┌─ Records

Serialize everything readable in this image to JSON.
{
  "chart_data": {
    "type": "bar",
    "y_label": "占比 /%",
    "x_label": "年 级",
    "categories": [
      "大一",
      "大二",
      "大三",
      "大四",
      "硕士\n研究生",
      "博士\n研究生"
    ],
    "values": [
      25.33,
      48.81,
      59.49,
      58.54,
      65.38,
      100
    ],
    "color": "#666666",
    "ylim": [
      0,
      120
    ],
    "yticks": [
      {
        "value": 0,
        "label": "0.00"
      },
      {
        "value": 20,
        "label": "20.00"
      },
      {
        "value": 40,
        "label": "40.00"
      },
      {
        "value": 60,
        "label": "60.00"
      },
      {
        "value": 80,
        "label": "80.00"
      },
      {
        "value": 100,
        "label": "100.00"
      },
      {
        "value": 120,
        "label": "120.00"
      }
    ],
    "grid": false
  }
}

└─

• Request: Copy out each line exactly as written.

• Exercise answer:
Serialize everything readable in this image to JSON.
{
  "chart_data": {
    "type": "bar",
    "y_label": "占比 /%",
    "x_label": "年 级",
    "categories": [
      "大一",
      "大二",
      "大三",
      "大四",
      "硕士\n研究生",
      "博士\n研究生"
    ],
    "values": [
      25.33,
      48.81,
      59.49,
      58.54,
      65.38,
      100
    ],
    "color": "#666666",
    "ylim": [
      0,
      120
    ],
    "yticks": [
      {
        "value": 0,
        "label": "0.00"
      },
      {
        "value": 20,
        "label": "20.00"
      },
      {
        "value": 40,
        "label": "40.00"
      },
      {
        "value": 60,
        "label": "60.00"
      },
      {
        "value": 80,
        "label": "80.00"
      },
      {
        "value": 100,
        "label": "100.00"
      },
      {
        "value": 120,
        "label": "120.00"
      }
    ],
    "grid": false
  }
}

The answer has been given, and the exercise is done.